■ PROBLEM TO SOLVE ■
Strip the pictures and reproduce the rest of the listing exactly.

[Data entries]
## begin

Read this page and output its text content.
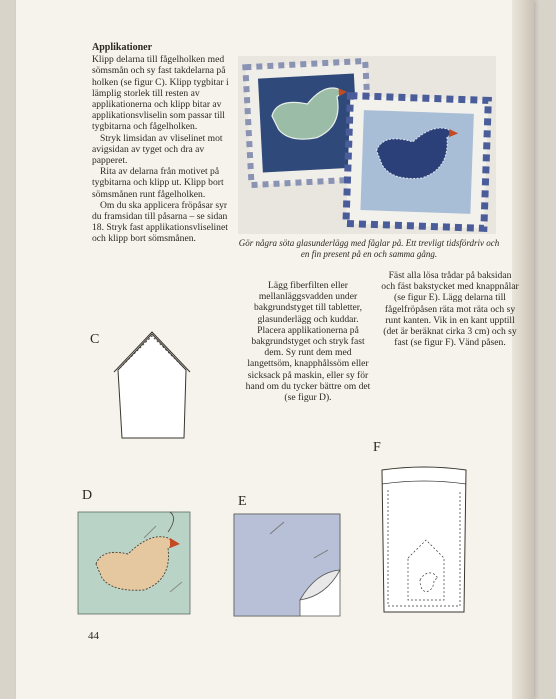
Applikationer

Klipp delarna till fågelholken med sömsmån och sy fast takdelarna på holken (se figur C). Klipp tygbitar i lämplig storlek till resten av applikationerna och klipp bitar av applikationsvliselin som passar till tygbitarna och fågelholken.

Stryk limsidan av vliselinet mot avigsidan av tyget och dra av papperet.

Rita av delarna från motivet på tygbitarna och klipp ut. Klipp bort sömsmånen runt fågelholken.

Om du ska applicera fröpåsar syr du framsidan till påsarna – se sidan 18. Stryk fast applikationsvliselinet och klipp bort sömsmånen.	Gör några söta glasunderlägg med fåglar på. Ett trevligt tidsfördriv och en fin present på en och samma gång.
Lägg fiberfilten eller mellanläggsvadden under bakgrundstyget till tabletter, glasunderlägg och kuddar. Placera applikationerna på bakgrundstyget och stryk fast dem. Sy runt dem med langettsöm, knapphålssöm eller sicksack på maskin, eller sy för hand om du tycker bättre om det (se figur D).
Fäst alla lösa trådar på baksidan och fäst bakstycket med knappnålar (se figur E). Lägg delarna till fågelfröpåsen räta mot räta och sy runt kanten. Vik in en kant upptill (det är beräknat cirka 3 cm) och sy fast (se figur F). Vänd påsen.
C
D	E
F
44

## end

■ SOLUTION TO THIS PROBLEM ■
Read this page and output its text content.
Applikationer

Klipp delarna till fågelholken med sömsmån och sy fast takdelarna på holken (se figur C). Klipp tygbitar i lämplig storlek till resten av applikationerna och klipp bitar av applikationsvliselin som passar till tygbitarna och fågelholken.

Stryk limsidan av vliselinet mot avigsidan av tyget och dra av papperet.

Rita av delarna från motivet på tygbitarna och klipp ut. Klipp bort sömsmånen runt fågelholken.

Om du ska applicera fröpåsar syr du framsidan till påsarna – se sidan 18. Stryk fast applikationsvliselinet och klipp bort sömsmånen.	Gör några söta glasunderlägg med fåglar på. Ett trevligt tidsfördriv och en fin present på en och samma gång.
Lägg fiberfilten eller mellanläggsvadden under bakgrundstyget till tabletter, glasunderlägg och kuddar. Placera applikationerna på bakgrundstyget och stryk fast dem. Sy runt dem med langettsöm, knapphålssöm eller sicksack på maskin, eller sy för hand om du tycker bättre om det (se figur D).
Fäst alla lösa trådar på baksidan och fäst bakstycket med knappnålar (se figur E). Lägg delarna till fågelfröpåsen räta mot räta och sy runt kanten. Vik in en kant upptill (det är beräknat cirka 3 cm) och sy fast (se figur F). Vänd påsen.
C
D	E
F
44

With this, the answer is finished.